Task to carry out:
From the entries below, list each line with "Grüneisen".

Figure dataset records:
+++++

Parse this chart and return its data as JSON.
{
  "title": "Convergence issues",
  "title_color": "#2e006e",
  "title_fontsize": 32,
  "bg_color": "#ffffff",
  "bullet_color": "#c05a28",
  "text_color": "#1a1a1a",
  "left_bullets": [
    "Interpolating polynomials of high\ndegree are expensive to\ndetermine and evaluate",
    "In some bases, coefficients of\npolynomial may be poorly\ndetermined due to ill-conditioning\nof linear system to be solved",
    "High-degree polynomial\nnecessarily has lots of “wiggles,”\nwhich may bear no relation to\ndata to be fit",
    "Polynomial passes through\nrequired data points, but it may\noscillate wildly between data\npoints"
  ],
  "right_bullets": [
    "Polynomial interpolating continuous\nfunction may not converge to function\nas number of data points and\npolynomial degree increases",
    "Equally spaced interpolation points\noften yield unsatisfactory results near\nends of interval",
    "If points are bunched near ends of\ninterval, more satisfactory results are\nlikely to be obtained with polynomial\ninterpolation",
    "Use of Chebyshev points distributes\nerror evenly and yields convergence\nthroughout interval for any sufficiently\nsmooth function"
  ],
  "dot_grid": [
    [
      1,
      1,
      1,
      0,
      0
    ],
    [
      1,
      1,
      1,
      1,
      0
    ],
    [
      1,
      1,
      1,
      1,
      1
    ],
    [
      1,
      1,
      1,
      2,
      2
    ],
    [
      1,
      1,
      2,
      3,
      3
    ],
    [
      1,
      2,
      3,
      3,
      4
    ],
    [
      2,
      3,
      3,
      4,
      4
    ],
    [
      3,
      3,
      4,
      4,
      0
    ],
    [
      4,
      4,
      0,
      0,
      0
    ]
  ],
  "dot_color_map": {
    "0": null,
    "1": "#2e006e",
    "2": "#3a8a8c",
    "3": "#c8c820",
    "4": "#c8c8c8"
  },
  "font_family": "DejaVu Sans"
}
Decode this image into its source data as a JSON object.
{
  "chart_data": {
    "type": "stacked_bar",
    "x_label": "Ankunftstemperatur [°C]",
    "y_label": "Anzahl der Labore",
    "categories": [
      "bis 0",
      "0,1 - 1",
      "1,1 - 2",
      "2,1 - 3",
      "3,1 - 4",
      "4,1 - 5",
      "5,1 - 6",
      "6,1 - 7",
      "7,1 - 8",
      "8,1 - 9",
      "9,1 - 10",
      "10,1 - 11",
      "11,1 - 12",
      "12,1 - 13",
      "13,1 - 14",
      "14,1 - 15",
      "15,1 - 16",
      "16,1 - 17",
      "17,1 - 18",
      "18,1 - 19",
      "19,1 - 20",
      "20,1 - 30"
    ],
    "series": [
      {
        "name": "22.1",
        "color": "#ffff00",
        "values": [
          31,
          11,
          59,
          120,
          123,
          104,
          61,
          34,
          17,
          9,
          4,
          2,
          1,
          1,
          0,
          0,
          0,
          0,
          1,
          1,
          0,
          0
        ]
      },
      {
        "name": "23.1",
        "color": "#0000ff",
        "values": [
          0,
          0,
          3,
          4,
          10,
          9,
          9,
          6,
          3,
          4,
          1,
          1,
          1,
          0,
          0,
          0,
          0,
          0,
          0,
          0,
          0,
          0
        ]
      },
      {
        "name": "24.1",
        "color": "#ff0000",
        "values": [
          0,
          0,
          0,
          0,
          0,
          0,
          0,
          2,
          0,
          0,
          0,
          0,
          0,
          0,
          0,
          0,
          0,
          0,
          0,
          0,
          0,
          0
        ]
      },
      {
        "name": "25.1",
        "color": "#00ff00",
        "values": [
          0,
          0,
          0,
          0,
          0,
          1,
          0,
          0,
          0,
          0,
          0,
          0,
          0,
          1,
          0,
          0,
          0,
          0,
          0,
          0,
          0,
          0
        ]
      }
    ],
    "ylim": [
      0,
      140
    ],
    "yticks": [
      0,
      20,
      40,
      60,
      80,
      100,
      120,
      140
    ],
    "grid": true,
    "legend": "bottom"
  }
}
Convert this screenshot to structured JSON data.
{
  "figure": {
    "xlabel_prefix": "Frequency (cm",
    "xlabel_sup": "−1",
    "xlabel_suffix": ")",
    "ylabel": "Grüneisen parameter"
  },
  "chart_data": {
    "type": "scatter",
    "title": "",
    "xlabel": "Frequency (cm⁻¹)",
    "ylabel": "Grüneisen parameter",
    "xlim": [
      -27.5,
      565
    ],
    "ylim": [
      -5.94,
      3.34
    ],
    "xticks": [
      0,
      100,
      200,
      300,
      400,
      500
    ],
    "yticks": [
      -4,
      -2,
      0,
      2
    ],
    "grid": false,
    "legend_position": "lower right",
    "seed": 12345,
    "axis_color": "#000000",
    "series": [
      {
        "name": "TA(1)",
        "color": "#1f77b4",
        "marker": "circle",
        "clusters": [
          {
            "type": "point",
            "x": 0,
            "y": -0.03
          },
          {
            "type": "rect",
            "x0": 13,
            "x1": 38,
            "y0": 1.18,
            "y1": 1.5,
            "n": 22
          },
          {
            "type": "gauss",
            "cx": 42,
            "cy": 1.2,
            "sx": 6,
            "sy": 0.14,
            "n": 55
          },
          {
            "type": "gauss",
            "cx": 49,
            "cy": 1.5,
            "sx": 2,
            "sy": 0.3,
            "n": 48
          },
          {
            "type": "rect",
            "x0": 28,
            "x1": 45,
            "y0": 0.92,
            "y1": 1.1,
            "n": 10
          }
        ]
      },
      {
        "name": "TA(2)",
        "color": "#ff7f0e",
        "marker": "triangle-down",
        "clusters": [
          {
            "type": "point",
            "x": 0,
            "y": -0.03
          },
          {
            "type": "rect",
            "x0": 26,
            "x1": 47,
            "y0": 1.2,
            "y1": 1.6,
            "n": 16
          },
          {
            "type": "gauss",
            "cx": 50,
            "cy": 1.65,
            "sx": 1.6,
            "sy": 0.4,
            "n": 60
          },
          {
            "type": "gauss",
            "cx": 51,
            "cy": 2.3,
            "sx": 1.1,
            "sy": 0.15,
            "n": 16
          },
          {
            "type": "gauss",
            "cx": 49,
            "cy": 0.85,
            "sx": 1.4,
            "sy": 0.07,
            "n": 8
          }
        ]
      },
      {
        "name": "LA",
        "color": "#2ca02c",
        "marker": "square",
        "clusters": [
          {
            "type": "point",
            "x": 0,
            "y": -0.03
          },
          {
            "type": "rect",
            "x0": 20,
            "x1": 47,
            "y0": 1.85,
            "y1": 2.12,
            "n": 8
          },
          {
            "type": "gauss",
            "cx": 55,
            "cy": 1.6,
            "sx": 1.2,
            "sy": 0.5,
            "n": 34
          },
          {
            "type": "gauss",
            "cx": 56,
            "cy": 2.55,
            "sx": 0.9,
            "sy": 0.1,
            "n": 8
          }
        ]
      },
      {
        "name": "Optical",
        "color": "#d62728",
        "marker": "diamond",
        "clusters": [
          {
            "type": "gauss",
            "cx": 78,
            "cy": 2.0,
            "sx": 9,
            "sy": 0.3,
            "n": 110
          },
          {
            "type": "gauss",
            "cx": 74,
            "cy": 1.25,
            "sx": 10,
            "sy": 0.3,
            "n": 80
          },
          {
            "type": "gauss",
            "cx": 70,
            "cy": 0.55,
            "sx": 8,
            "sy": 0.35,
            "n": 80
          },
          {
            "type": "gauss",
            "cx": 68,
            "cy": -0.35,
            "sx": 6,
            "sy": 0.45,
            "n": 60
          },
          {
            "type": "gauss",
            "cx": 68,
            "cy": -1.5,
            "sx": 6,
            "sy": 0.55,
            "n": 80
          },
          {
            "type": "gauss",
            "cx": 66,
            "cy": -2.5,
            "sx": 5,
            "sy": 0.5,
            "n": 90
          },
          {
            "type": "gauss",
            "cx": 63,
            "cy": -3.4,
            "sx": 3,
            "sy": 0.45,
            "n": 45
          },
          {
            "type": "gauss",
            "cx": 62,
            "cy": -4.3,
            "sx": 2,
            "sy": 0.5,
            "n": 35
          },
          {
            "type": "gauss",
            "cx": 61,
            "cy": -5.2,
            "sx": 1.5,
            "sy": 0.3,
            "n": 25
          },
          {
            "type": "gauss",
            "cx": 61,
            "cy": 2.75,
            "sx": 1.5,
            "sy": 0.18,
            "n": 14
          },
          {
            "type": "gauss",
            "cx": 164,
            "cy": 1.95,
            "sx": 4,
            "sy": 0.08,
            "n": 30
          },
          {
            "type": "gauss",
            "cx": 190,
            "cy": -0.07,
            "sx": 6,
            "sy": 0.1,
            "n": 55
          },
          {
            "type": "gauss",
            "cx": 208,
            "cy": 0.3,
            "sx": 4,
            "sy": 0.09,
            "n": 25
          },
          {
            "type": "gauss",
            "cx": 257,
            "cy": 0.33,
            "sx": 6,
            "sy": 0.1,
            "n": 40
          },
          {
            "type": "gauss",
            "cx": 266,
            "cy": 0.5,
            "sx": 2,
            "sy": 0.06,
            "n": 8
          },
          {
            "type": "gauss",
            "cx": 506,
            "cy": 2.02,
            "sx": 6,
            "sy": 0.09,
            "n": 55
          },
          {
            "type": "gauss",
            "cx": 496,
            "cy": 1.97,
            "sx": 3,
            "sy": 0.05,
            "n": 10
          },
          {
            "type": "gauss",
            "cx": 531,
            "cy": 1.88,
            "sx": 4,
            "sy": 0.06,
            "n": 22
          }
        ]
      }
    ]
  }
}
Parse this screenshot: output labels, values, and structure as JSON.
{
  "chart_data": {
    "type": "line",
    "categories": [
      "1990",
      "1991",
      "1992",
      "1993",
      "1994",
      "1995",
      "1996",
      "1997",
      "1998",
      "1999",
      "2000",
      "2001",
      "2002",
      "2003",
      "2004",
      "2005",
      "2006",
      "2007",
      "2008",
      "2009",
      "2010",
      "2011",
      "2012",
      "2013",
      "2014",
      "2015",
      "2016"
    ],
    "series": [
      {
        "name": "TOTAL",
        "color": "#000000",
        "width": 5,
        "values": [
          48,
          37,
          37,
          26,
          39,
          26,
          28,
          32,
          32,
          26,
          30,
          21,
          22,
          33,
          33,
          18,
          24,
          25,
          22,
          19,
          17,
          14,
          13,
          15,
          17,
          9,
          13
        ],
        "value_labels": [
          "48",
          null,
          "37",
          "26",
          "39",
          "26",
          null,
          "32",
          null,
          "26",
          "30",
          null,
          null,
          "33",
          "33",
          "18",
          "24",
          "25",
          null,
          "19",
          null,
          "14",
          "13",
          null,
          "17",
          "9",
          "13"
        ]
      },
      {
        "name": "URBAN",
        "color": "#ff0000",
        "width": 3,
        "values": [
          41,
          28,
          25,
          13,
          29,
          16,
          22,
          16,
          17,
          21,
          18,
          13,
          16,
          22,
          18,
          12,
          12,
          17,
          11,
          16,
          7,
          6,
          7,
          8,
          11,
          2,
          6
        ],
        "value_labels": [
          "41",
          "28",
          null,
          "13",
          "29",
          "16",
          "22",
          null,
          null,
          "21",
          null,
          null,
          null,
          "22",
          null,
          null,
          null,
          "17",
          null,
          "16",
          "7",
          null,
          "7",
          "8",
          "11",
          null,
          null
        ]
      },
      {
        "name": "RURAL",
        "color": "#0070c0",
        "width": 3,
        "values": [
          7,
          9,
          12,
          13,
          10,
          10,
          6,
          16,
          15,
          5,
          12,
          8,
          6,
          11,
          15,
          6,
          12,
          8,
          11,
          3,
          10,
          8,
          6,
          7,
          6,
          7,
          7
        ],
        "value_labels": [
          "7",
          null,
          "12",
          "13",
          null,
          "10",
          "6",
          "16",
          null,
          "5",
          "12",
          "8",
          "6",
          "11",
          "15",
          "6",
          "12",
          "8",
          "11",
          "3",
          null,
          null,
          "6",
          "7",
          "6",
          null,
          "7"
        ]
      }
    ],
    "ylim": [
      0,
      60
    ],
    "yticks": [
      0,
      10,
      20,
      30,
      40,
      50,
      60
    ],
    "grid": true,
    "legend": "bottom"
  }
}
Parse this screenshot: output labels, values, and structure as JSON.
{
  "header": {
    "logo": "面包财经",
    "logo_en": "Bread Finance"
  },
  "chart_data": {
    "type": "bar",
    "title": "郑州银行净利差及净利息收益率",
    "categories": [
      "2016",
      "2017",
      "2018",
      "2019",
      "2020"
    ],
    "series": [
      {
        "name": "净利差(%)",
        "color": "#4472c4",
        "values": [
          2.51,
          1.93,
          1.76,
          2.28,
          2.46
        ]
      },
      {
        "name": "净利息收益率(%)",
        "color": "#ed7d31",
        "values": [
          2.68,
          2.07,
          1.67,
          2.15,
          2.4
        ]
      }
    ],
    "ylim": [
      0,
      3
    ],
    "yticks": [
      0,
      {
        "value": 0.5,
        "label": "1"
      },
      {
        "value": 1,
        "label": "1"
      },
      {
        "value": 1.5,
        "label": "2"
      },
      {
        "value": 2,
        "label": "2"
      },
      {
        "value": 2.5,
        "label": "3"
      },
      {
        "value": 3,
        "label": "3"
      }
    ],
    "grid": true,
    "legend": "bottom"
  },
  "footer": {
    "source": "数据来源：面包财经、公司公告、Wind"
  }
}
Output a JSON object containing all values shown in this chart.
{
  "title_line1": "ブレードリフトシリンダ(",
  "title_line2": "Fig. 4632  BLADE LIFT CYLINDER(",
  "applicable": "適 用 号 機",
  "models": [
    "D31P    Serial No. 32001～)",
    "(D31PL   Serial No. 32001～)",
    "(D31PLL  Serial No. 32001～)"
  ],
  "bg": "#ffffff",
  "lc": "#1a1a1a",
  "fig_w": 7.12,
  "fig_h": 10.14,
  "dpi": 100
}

+++++

Full response:
    "ylabel": "Grüneisen parameter"
    "ylabel": "Grüneisen parameter",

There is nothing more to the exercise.